# [Task brief]
Write out the material exactly, without any of its pictures.

• • • • •

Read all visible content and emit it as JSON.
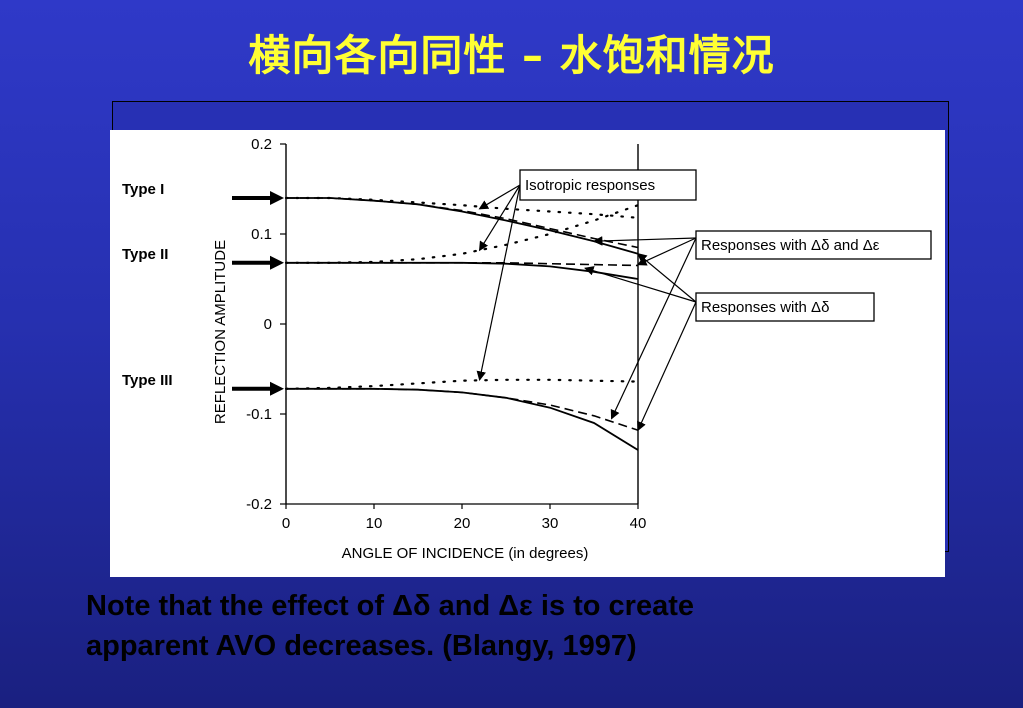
{
  "slide": {
    "title": "横向各向同性 – 水饱和情况",
    "caption_line1": "Note that the effect of Δδ and Δε is to create",
    "caption_line2": "apparent AVO decreases. (Blangy, 1997)"
  },
  "chart_data": {
    "type": "line",
    "xlabel": "ANGLE OF INCIDENCE (in degrees)",
    "ylabel": "REFLECTION AMPLITUDE",
    "xlim": [
      0,
      40
    ],
    "ylim": [
      -0.2,
      0.2
    ],
    "x_ticks": [
      0,
      10,
      20,
      30,
      40
    ],
    "y_ticks": [
      0.2,
      0.1,
      0,
      -0.1,
      -0.2
    ],
    "y_tick_labels": [
      "0.2",
      "0.1",
      "0",
      "-0.1",
      "-0.2"
    ],
    "type_labels": [
      {
        "text": "Type I",
        "y": 0.14
      },
      {
        "text": "Type II",
        "y": 0.068
      },
      {
        "text": "Type III",
        "y": -0.072
      }
    ],
    "series": [
      {
        "style": "solid",
        "group": "Type I",
        "x": [
          0,
          5,
          10,
          15,
          20,
          25,
          30,
          35,
          40
        ],
        "y": [
          0.14,
          0.14,
          0.137,
          0.133,
          0.125,
          0.115,
          0.104,
          0.092,
          0.078
        ]
      },
      {
        "style": "dotted",
        "group": "Type I",
        "x": [
          0,
          5,
          10,
          15,
          20,
          25,
          30,
          35,
          40
        ],
        "y": [
          0.14,
          0.14,
          0.138,
          0.135,
          0.132,
          0.128,
          0.125,
          0.122,
          0.118
        ]
      },
      {
        "style": "dashed",
        "group": "Type I",
        "x": [
          0,
          5,
          10,
          15,
          20,
          25,
          30,
          35,
          40
        ],
        "y": [
          0.14,
          0.14,
          0.137,
          0.133,
          0.126,
          0.117,
          0.106,
          0.095,
          0.085
        ]
      },
      {
        "style": "solid",
        "group": "Type II",
        "x": [
          0,
          5,
          10,
          15,
          20,
          25,
          30,
          35,
          40
        ],
        "y": [
          0.068,
          0.068,
          0.068,
          0.068,
          0.068,
          0.067,
          0.064,
          0.058,
          0.05
        ]
      },
      {
        "style": "dotted",
        "group": "Type II",
        "x": [
          0,
          5,
          10,
          15,
          20,
          25,
          30,
          35,
          40
        ],
        "y": [
          0.068,
          0.068,
          0.069,
          0.072,
          0.078,
          0.088,
          0.1,
          0.115,
          0.132
        ]
      },
      {
        "style": "dashed",
        "group": "Type II",
        "x": [
          0,
          5,
          10,
          15,
          20,
          25,
          30,
          35,
          40
        ],
        "y": [
          0.068,
          0.068,
          0.068,
          0.068,
          0.068,
          0.068,
          0.067,
          0.066,
          0.065
        ]
      },
      {
        "style": "solid",
        "group": "Type III",
        "x": [
          0,
          5,
          10,
          15,
          20,
          25,
          30,
          35,
          40
        ],
        "y": [
          -0.072,
          -0.072,
          -0.072,
          -0.073,
          -0.076,
          -0.082,
          -0.093,
          -0.11,
          -0.14
        ]
      },
      {
        "style": "dotted",
        "group": "Type III",
        "x": [
          0,
          5,
          10,
          15,
          20,
          25,
          30,
          35,
          40
        ],
        "y": [
          -0.072,
          -0.071,
          -0.069,
          -0.066,
          -0.063,
          -0.062,
          -0.062,
          -0.063,
          -0.064
        ]
      },
      {
        "style": "dashed",
        "group": "Type III",
        "x": [
          0,
          5,
          10,
          15,
          20,
          25,
          30,
          35,
          40
        ],
        "y": [
          -0.072,
          -0.072,
          -0.072,
          -0.073,
          -0.076,
          -0.082,
          -0.09,
          -0.102,
          -0.118
        ]
      }
    ],
    "annotations": [
      {
        "text": "Isotropic responses",
        "targets": [
          [
            22,
            0.128
          ],
          [
            22,
            0.082
          ],
          [
            22,
            -0.062
          ]
        ]
      },
      {
        "text": "Responses with Δδ and Δε",
        "targets": [
          [
            35,
            0.092
          ],
          [
            40,
            0.066
          ],
          [
            37,
            -0.105
          ]
        ]
      },
      {
        "text": "Responses with Δδ",
        "targets": [
          [
            34,
            0.062
          ],
          [
            40,
            0.078
          ],
          [
            40,
            -0.118
          ]
        ]
      }
    ]
  }
}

• • • • •

# [Output of the task]
Read all visible content and emit it as JSON.
{
  "slide": {
    "title": "横向各向同性 – 水饱和情况",
    "caption_line1": "Note that the effect of Δδ and Δε is to create",
    "caption_line2": "apparent AVO decreases. (Blangy, 1997)"
  },
  "chart_data": {
    "type": "line",
    "xlabel": "ANGLE OF INCIDENCE (in degrees)",
    "ylabel": "REFLECTION AMPLITUDE",
    "xlim": [
      0,
      40
    ],
    "ylim": [
      -0.2,
      0.2
    ],
    "x_ticks": [
      0,
      10,
      20,
      30,
      40
    ],
    "y_ticks": [
      0.2,
      0.1,
      0,
      -0.1,
      -0.2
    ],
    "y_tick_labels": [
      "0.2",
      "0.1",
      "0",
      "-0.1",
      "-0.2"
    ],
    "type_labels": [
      {
        "text": "Type I",
        "y": 0.14
      },
      {
        "text": "Type II",
        "y": 0.068
      },
      {
        "text": "Type III",
        "y": -0.072
      }
    ],
    "series": [
      {
        "style": "solid",
        "group": "Type I",
        "x": [
          0,
          5,
          10,
          15,
          20,
          25,
          30,
          35,
          40
        ],
        "y": [
          0.14,
          0.14,
          0.137,
          0.133,
          0.125,
          0.115,
          0.104,
          0.092,
          0.078
        ]
      },
      {
        "style": "dotted",
        "group": "Type I",
        "x": [
          0,
          5,
          10,
          15,
          20,
          25,
          30,
          35,
          40
        ],
        "y": [
          0.14,
          0.14,
          0.138,
          0.135,
          0.132,
          0.128,
          0.125,
          0.122,
          0.118
        ]
      },
      {
        "style": "dashed",
        "group": "Type I",
        "x": [
          0,
          5,
          10,
          15,
          20,
          25,
          30,
          35,
          40
        ],
        "y": [
          0.14,
          0.14,
          0.137,
          0.133,
          0.126,
          0.117,
          0.106,
          0.095,
          0.085
        ]
      },
      {
        "style": "solid",
        "group": "Type II",
        "x": [
          0,
          5,
          10,
          15,
          20,
          25,
          30,
          35,
          40
        ],
        "y": [
          0.068,
          0.068,
          0.068,
          0.068,
          0.068,
          0.067,
          0.064,
          0.058,
          0.05
        ]
      },
      {
        "style": "dotted",
        "group": "Type II",
        "x": [
          0,
          5,
          10,
          15,
          20,
          25,
          30,
          35,
          40
        ],
        "y": [
          0.068,
          0.068,
          0.069,
          0.072,
          0.078,
          0.088,
          0.1,
          0.115,
          0.132
        ]
      },
      {
        "style": "dashed",
        "group": "Type II",
        "x": [
          0,
          5,
          10,
          15,
          20,
          25,
          30,
          35,
          40
        ],
        "y": [
          0.068,
          0.068,
          0.068,
          0.068,
          0.068,
          0.068,
          0.067,
          0.066,
          0.065
        ]
      },
      {
        "style": "solid",
        "group": "Type III",
        "x": [
          0,
          5,
          10,
          15,
          20,
          25,
          30,
          35,
          40
        ],
        "y": [
          -0.072,
          -0.072,
          -0.072,
          -0.073,
          -0.076,
          -0.082,
          -0.093,
          -0.11,
          -0.14
        ]
      },
      {
        "style": "dotted",
        "group": "Type III",
        "x": [
          0,
          5,
          10,
          15,
          20,
          25,
          30,
          35,
          40
        ],
        "y": [
          -0.072,
          -0.071,
          -0.069,
          -0.066,
          -0.063,
          -0.062,
          -0.062,
          -0.063,
          -0.064
        ]
      },
      {
        "style": "dashed",
        "group": "Type III",
        "x": [
          0,
          5,
          10,
          15,
          20,
          25,
          30,
          35,
          40
        ],
        "y": [
          -0.072,
          -0.072,
          -0.072,
          -0.073,
          -0.076,
          -0.082,
          -0.09,
          -0.102,
          -0.118
        ]
      }
    ],
    "annotations": [
      {
        "text": "Isotropic responses",
        "targets": [
          [
            22,
            0.128
          ],
          [
            22,
            0.082
          ],
          [
            22,
            -0.062
          ]
        ]
      },
      {
        "text": "Responses with Δδ and Δε",
        "targets": [
          [
            35,
            0.092
          ],
          [
            40,
            0.066
          ],
          [
            37,
            -0.105
          ]
        ]
      },
      {
        "text": "Responses with Δδ",
        "targets": [
          [
            34,
            0.062
          ],
          [
            40,
            0.078
          ],
          [
            40,
            -0.118
          ]
        ]
      }
    ]
  }
}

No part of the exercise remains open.